Records shown:

[Start]

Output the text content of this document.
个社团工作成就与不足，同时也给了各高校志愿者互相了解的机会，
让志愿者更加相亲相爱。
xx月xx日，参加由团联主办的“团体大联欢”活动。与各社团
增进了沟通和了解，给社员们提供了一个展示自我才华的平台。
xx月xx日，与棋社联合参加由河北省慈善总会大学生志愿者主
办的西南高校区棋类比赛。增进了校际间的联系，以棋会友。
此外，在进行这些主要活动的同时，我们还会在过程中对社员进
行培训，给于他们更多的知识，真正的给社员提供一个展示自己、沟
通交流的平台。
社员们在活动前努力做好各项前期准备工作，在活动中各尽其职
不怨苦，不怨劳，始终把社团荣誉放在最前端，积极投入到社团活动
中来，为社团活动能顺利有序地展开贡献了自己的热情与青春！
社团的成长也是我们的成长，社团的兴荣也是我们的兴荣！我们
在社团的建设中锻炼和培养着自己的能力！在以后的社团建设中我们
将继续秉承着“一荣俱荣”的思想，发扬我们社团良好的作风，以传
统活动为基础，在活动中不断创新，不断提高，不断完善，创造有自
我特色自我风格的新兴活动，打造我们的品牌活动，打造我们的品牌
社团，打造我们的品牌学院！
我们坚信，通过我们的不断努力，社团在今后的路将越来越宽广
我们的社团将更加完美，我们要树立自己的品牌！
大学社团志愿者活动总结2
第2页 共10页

[End]

Where does the word "xx月xx日" appear? Return each line that holds it.

Output for this exercise:
xx月xx日，参加由团联主办的“团体大联欢”活动。与各社团
xx月xx日，与棋社联合参加由河北省慈善总会大学生志愿者主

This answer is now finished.